TASK DESCRIPTION ::
Give as a JSON list of strings, one per line with blank lines omitted, the lines of the records that start at the line containing "point xyxy=(758,388,770,400)" and end after the line containing "point xyxy=(594,326,606,339)".

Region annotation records
________________

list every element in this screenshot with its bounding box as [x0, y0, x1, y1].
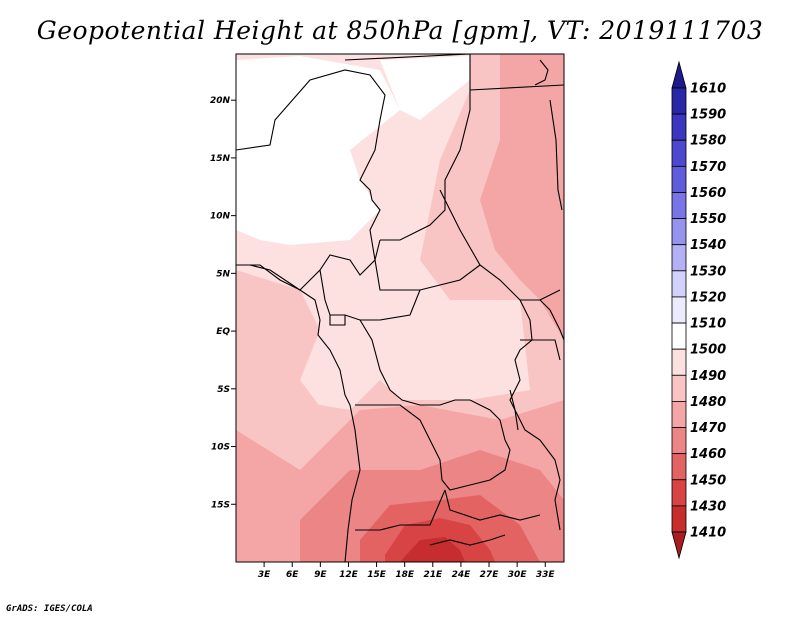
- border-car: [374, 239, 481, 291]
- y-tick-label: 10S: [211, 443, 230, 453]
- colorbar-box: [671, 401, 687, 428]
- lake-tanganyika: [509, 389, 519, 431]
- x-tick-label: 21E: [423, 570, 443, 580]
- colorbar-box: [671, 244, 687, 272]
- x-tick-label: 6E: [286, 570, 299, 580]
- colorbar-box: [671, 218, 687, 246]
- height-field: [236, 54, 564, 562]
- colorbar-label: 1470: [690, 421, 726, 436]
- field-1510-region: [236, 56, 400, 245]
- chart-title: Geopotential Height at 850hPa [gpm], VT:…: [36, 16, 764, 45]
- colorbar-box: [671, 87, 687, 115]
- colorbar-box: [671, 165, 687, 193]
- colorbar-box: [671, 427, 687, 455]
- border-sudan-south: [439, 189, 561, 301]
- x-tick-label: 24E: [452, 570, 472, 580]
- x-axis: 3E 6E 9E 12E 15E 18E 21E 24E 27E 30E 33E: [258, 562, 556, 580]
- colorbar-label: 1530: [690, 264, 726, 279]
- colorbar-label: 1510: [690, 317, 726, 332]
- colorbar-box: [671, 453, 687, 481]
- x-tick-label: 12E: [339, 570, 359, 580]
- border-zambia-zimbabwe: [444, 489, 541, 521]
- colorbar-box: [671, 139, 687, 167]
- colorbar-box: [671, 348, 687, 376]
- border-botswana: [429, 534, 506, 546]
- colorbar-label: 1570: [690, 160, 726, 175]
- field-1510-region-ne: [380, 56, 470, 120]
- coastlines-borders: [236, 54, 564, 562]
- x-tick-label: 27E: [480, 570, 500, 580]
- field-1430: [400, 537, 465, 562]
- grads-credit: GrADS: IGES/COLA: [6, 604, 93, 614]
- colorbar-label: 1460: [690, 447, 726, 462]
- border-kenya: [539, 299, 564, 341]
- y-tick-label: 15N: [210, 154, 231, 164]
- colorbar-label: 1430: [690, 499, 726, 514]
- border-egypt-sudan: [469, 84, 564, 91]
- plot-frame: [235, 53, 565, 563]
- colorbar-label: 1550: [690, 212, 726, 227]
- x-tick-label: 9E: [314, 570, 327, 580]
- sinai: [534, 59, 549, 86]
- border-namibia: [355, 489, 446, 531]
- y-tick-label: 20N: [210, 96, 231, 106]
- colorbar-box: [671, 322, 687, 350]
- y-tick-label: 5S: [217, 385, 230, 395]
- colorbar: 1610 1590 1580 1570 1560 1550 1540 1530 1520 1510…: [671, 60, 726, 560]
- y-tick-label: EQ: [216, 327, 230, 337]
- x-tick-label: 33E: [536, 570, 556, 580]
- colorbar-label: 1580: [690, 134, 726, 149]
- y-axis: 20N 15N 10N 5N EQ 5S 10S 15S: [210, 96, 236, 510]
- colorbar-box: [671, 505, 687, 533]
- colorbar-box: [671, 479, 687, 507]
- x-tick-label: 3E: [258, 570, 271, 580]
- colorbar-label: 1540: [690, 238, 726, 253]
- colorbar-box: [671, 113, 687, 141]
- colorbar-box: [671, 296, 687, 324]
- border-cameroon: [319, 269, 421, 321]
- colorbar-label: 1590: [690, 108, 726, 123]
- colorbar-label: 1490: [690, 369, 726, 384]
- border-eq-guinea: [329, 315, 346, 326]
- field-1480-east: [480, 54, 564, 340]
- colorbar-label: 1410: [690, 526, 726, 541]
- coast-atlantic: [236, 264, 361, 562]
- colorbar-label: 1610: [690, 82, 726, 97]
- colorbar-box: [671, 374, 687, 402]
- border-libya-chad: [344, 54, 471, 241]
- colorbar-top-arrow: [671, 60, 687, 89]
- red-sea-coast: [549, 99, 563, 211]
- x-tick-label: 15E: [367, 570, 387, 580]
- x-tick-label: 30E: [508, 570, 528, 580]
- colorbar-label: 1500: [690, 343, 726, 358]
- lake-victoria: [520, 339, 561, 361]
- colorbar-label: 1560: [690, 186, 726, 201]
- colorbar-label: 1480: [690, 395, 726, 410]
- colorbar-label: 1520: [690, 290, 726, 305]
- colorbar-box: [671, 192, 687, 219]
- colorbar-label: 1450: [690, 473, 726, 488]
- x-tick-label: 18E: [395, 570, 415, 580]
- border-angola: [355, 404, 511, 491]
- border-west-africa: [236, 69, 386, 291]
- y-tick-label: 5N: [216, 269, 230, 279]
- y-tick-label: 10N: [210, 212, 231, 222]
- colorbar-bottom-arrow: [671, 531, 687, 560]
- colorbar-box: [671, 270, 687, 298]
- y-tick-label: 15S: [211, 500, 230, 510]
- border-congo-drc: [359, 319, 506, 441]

________________

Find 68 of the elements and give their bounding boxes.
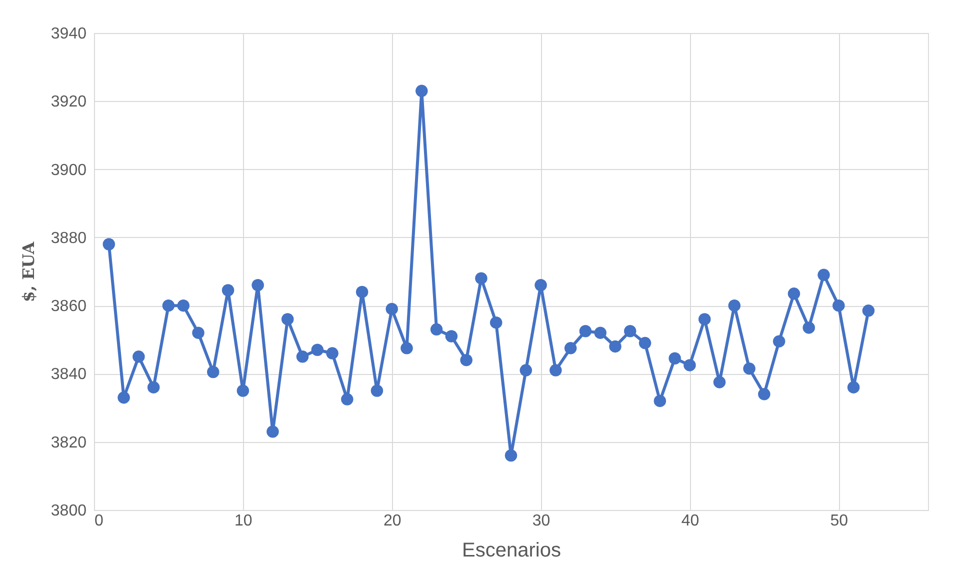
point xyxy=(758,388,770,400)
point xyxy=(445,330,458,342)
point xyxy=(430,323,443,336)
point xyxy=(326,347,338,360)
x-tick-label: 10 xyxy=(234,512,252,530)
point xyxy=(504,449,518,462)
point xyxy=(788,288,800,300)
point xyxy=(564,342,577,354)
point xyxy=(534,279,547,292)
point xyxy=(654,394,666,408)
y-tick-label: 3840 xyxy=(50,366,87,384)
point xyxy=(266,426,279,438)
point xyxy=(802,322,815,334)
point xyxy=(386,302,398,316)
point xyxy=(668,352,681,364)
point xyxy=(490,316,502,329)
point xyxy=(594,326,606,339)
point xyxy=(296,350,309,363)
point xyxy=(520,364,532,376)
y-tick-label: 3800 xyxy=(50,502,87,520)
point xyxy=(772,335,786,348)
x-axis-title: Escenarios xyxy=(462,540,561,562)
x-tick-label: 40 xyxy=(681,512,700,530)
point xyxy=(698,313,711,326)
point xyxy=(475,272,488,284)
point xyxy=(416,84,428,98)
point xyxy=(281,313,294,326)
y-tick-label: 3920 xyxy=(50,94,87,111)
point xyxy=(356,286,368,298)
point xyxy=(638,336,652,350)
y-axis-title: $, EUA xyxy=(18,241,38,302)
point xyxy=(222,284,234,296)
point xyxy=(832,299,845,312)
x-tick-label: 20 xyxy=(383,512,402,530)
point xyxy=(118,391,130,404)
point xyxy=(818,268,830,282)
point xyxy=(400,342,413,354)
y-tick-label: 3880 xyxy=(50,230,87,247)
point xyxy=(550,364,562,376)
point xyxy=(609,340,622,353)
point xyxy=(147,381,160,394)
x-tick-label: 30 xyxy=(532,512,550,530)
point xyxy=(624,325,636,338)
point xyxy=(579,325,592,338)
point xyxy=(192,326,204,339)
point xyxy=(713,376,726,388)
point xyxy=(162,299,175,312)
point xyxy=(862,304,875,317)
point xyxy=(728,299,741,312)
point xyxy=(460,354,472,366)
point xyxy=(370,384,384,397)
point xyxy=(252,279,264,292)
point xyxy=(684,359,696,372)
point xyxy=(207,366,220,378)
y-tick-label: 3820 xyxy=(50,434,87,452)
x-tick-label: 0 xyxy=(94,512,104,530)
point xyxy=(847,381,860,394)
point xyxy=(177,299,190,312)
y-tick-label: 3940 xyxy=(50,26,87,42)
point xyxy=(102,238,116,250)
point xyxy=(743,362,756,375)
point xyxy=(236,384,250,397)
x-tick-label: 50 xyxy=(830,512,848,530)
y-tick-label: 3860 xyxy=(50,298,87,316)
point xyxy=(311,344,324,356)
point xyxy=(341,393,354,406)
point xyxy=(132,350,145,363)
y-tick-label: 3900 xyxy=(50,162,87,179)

________________

WRITTEN RESPONSE ::
[
  "point xyxy=(758,388,770,400)",
  "point xyxy=(445,330,458,342)",
  "point xyxy=(430,323,443,336)",
  "point xyxy=(326,347,338,360)",
  "x-tick-label: 10 xyxy=(234,512,252,530)",
  "point xyxy=(504,449,518,462)",
  "point xyxy=(788,288,800,300)",
  "point xyxy=(564,342,577,354)",
  "point xyxy=(534,279,547,292)",
  "point xyxy=(654,394,666,408)",
  "y-tick-label: 3840 xyxy=(50,366,87,384)",
  "point xyxy=(266,426,279,438)",
  "point xyxy=(802,322,815,334)",
  "point xyxy=(386,302,398,316)",
  "point xyxy=(668,352,681,364)",
  "point xyxy=(490,316,502,329)",
  "point xyxy=(594,326,606,339)"
]